** Start Data for this task **

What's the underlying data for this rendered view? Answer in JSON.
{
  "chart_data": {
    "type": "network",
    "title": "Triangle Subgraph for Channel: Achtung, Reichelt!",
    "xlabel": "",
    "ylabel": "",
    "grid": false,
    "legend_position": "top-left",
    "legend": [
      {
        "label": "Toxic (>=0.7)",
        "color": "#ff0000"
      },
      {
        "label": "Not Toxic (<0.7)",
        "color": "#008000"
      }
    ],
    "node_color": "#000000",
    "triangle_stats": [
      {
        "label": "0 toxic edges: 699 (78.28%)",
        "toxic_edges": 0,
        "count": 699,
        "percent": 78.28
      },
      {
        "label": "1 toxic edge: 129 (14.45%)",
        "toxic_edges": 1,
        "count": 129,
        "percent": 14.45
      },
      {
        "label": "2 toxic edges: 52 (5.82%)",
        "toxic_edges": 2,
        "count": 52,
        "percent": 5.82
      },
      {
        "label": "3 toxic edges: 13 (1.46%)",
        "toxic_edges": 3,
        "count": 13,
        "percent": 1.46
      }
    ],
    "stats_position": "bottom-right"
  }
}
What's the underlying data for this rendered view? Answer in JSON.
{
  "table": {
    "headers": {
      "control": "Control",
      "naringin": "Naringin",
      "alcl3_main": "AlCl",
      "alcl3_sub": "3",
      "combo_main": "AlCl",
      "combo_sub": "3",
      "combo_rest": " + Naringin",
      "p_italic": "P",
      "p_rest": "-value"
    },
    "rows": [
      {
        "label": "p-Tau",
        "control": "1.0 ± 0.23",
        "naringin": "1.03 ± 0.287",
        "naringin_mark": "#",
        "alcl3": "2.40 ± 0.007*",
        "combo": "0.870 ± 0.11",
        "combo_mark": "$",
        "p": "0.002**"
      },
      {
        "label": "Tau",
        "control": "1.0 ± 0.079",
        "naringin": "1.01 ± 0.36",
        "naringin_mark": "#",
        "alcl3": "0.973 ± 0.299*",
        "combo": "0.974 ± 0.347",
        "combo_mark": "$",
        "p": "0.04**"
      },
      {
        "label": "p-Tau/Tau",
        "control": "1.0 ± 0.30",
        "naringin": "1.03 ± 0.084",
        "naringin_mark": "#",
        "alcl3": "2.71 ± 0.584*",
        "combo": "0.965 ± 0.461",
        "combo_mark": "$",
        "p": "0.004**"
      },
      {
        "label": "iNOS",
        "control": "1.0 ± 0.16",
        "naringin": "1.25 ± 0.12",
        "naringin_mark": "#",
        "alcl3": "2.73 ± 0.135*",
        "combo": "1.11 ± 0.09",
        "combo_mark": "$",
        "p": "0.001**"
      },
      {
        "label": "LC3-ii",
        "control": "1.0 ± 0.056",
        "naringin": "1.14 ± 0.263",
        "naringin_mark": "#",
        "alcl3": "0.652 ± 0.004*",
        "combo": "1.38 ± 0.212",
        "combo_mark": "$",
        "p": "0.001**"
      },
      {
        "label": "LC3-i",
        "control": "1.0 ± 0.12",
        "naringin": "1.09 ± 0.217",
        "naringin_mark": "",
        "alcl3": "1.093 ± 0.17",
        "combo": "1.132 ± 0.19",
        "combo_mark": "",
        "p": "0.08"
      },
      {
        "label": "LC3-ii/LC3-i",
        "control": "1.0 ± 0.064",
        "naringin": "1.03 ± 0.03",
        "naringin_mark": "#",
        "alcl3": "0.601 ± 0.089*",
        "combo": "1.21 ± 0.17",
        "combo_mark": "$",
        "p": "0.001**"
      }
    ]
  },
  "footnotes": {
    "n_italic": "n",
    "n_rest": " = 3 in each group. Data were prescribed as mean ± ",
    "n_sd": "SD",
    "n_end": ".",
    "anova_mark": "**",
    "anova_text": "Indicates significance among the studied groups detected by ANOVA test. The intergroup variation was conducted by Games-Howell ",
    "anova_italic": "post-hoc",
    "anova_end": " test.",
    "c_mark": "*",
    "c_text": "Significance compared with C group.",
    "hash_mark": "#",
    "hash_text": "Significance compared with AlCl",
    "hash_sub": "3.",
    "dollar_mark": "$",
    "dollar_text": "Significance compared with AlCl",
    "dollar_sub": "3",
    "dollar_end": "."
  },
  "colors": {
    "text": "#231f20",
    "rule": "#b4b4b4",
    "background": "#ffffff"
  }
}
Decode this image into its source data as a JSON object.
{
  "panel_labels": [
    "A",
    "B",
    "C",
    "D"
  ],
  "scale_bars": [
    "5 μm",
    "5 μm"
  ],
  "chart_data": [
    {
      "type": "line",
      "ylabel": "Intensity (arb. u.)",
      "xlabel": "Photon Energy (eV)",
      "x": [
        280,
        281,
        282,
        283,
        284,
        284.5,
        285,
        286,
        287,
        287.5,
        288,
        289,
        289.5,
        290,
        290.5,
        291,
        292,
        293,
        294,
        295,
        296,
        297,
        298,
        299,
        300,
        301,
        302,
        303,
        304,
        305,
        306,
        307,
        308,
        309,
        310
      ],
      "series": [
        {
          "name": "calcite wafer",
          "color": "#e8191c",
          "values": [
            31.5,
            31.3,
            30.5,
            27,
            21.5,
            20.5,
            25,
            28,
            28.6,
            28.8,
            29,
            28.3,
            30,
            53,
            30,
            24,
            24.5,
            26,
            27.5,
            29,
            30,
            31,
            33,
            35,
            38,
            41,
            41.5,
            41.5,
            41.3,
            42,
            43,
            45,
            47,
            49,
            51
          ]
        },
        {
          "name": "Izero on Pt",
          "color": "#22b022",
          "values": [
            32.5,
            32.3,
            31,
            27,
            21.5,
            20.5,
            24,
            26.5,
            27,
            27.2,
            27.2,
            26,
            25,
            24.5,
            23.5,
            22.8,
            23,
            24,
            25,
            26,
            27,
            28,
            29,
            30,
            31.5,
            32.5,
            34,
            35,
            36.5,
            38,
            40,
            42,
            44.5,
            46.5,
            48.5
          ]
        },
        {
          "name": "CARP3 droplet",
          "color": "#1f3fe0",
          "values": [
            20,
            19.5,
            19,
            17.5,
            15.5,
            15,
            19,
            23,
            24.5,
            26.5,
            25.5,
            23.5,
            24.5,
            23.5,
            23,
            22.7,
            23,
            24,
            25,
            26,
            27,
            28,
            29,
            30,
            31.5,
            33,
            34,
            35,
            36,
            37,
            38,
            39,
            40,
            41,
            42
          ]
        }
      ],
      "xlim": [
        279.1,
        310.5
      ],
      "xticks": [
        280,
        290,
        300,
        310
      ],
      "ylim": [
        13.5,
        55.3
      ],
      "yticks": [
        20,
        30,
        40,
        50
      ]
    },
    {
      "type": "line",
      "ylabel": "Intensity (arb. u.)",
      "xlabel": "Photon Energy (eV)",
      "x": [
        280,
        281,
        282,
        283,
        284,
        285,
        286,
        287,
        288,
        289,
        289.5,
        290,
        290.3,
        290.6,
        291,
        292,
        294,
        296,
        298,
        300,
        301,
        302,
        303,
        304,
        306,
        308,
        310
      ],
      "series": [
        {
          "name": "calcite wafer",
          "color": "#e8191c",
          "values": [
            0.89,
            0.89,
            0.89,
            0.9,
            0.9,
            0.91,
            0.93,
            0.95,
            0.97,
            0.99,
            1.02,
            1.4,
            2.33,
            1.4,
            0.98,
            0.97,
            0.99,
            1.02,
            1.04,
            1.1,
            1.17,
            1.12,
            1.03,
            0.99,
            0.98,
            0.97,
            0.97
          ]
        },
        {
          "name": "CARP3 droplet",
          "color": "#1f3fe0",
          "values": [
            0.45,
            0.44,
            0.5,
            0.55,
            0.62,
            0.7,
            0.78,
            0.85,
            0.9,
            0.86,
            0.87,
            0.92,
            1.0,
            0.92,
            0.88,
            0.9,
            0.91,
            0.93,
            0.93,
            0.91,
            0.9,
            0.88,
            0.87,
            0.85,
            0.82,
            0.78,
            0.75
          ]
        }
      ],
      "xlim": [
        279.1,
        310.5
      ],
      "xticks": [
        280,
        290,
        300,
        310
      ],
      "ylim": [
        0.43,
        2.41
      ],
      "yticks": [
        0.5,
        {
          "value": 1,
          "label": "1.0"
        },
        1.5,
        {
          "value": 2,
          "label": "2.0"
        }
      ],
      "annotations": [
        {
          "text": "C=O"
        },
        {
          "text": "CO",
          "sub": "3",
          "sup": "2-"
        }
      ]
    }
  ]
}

** End Data for this task **

● **Your goal**
Identify each line containing the string "count" and copy it out.

● **Task solution**
        "count": 699,
        "count": 129,
        "count": 52,
        "count": 13,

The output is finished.